■ SOURCE MATERIAL ■
- - - - -
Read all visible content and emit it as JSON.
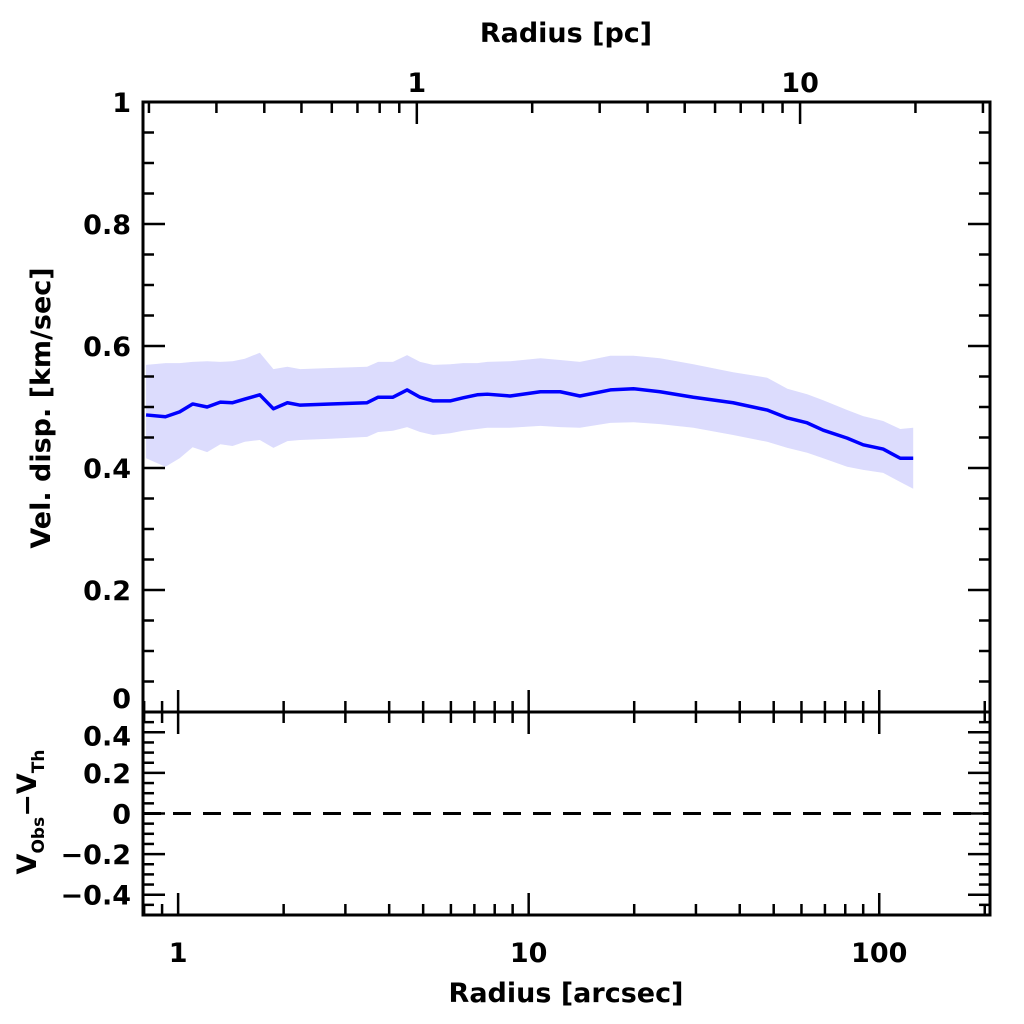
{
  "chart_data": [
    {
      "type": "area",
      "panel": "main",
      "xlabel": "Radius [arcsec]",
      "x2label": "Radius [pc]",
      "ylabel": "Vel. disp. [km/sec]",
      "xscale": "log",
      "xlim": [
        0.794,
        207
      ],
      "x2lim": [
        0.193,
        31.3
      ],
      "ylim": [
        0,
        1
      ],
      "xticks": [
        "1",
        "10",
        "100"
      ],
      "x2ticks": [
        "1",
        "10"
      ],
      "yticks": [
        "0",
        "0.2",
        "0.4",
        "0.6",
        "0.8",
        "1"
      ],
      "grid": false,
      "line_color": "#0000ff",
      "band_color": "#dcdcfd",
      "x": [
        0.81,
        0.92,
        1.01,
        1.1,
        1.21,
        1.32,
        1.43,
        1.55,
        1.71,
        1.87,
        2.05,
        2.23,
        2.72,
        3.46,
        3.72,
        4.1,
        4.5,
        4.9,
        5.34,
        5.97,
        6.5,
        7.13,
        7.62,
        8.86,
        10.8,
        12.3,
        14.0,
        17.1,
        19.9,
        23.7,
        29.5,
        38.3,
        47.9,
        54.7,
        62.3,
        69.2,
        81.0,
        90.0,
        102.6,
        114.8,
        125.0
      ],
      "y": [
        0.487,
        0.484,
        0.492,
        0.505,
        0.5,
        0.508,
        0.507,
        0.513,
        0.52,
        0.497,
        0.507,
        0.503,
        0.505,
        0.507,
        0.516,
        0.516,
        0.528,
        0.516,
        0.51,
        0.51,
        0.515,
        0.52,
        0.521,
        0.518,
        0.525,
        0.525,
        0.518,
        0.528,
        0.53,
        0.525,
        0.516,
        0.507,
        0.495,
        0.482,
        0.474,
        0.462,
        0.449,
        0.438,
        0.431,
        0.416,
        0.416
      ],
      "y_upper": [
        0.569,
        0.572,
        0.572,
        0.574,
        0.575,
        0.574,
        0.575,
        0.579,
        0.589,
        0.562,
        0.566,
        0.562,
        0.564,
        0.566,
        0.574,
        0.574,
        0.585,
        0.574,
        0.569,
        0.57,
        0.572,
        0.572,
        0.574,
        0.575,
        0.58,
        0.577,
        0.574,
        0.584,
        0.584,
        0.58,
        0.57,
        0.557,
        0.548,
        0.53,
        0.521,
        0.511,
        0.495,
        0.485,
        0.477,
        0.464,
        0.466
      ],
      "y_lower": [
        0.416,
        0.402,
        0.416,
        0.434,
        0.426,
        0.439,
        0.436,
        0.443,
        0.446,
        0.433,
        0.444,
        0.446,
        0.448,
        0.451,
        0.459,
        0.461,
        0.467,
        0.459,
        0.454,
        0.457,
        0.461,
        0.464,
        0.466,
        0.466,
        0.469,
        0.467,
        0.466,
        0.474,
        0.475,
        0.472,
        0.466,
        0.454,
        0.443,
        0.433,
        0.425,
        0.416,
        0.402,
        0.397,
        0.392,
        0.377,
        0.366
      ]
    },
    {
      "type": "line",
      "panel": "residual",
      "xlabel": "Radius [arcsec]",
      "ylabel_main": "V",
      "ylabel_sub1": "Obs",
      "ylabel_mid": "−V",
      "ylabel_sub2": "Th",
      "xscale": "log",
      "xlim": [
        0.794,
        207
      ],
      "ylim": [
        -0.5,
        0.5
      ],
      "yticks": [
        "0.4",
        "0.2",
        "0",
        "−0.2",
        "−0.4"
      ],
      "reference_line": 0,
      "reference_style": "dashed"
    }
  ]
}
- - - - -
■ AIM ■
Give all the lines above again, character for character, without pictures.

■ FULL SOLUTION ■
Read all visible content and emit it as JSON.
{
  "chart_data": [
    {
      "type": "area",
      "panel": "main",
      "xlabel": "Radius [arcsec]",
      "x2label": "Radius [pc]",
      "ylabel": "Vel. disp. [km/sec]",
      "xscale": "log",
      "xlim": [
        0.794,
        207
      ],
      "x2lim": [
        0.193,
        31.3
      ],
      "ylim": [
        0,
        1
      ],
      "xticks": [
        "1",
        "10",
        "100"
      ],
      "x2ticks": [
        "1",
        "10"
      ],
      "yticks": [
        "0",
        "0.2",
        "0.4",
        "0.6",
        "0.8",
        "1"
      ],
      "grid": false,
      "line_color": "#0000ff",
      "band_color": "#dcdcfd",
      "x": [
        0.81,
        0.92,
        1.01,
        1.1,
        1.21,
        1.32,
        1.43,
        1.55,
        1.71,
        1.87,
        2.05,
        2.23,
        2.72,
        3.46,
        3.72,
        4.1,
        4.5,
        4.9,
        5.34,
        5.97,
        6.5,
        7.13,
        7.62,
        8.86,
        10.8,
        12.3,
        14.0,
        17.1,
        19.9,
        23.7,
        29.5,
        38.3,
        47.9,
        54.7,
        62.3,
        69.2,
        81.0,
        90.0,
        102.6,
        114.8,
        125.0
      ],
      "y": [
        0.487,
        0.484,
        0.492,
        0.505,
        0.5,
        0.508,
        0.507,
        0.513,
        0.52,
        0.497,
        0.507,
        0.503,
        0.505,
        0.507,
        0.516,
        0.516,
        0.528,
        0.516,
        0.51,
        0.51,
        0.515,
        0.52,
        0.521,
        0.518,
        0.525,
        0.525,
        0.518,
        0.528,
        0.53,
        0.525,
        0.516,
        0.507,
        0.495,
        0.482,
        0.474,
        0.462,
        0.449,
        0.438,
        0.431,
        0.416,
        0.416
      ],
      "y_upper": [
        0.569,
        0.572,
        0.572,
        0.574,
        0.575,
        0.574,
        0.575,
        0.579,
        0.589,
        0.562,
        0.566,
        0.562,
        0.564,
        0.566,
        0.574,
        0.574,
        0.585,
        0.574,
        0.569,
        0.57,
        0.572,
        0.572,
        0.574,
        0.575,
        0.58,
        0.577,
        0.574,
        0.584,
        0.584,
        0.58,
        0.57,
        0.557,
        0.548,
        0.53,
        0.521,
        0.511,
        0.495,
        0.485,
        0.477,
        0.464,
        0.466
      ],
      "y_lower": [
        0.416,
        0.402,
        0.416,
        0.434,
        0.426,
        0.439,
        0.436,
        0.443,
        0.446,
        0.433,
        0.444,
        0.446,
        0.448,
        0.451,
        0.459,
        0.461,
        0.467,
        0.459,
        0.454,
        0.457,
        0.461,
        0.464,
        0.466,
        0.466,
        0.469,
        0.467,
        0.466,
        0.474,
        0.475,
        0.472,
        0.466,
        0.454,
        0.443,
        0.433,
        0.425,
        0.416,
        0.402,
        0.397,
        0.392,
        0.377,
        0.366
      ]
    },
    {
      "type": "line",
      "panel": "residual",
      "xlabel": "Radius [arcsec]",
      "ylabel_main": "V",
      "ylabel_sub1": "Obs",
      "ylabel_mid": "−V",
      "ylabel_sub2": "Th",
      "xscale": "log",
      "xlim": [
        0.794,
        207
      ],
      "ylim": [
        -0.5,
        0.5
      ],
      "yticks": [
        "0.4",
        "0.2",
        "0",
        "−0.2",
        "−0.4"
      ],
      "reference_line": 0,
      "reference_style": "dashed"
    }
  ]
}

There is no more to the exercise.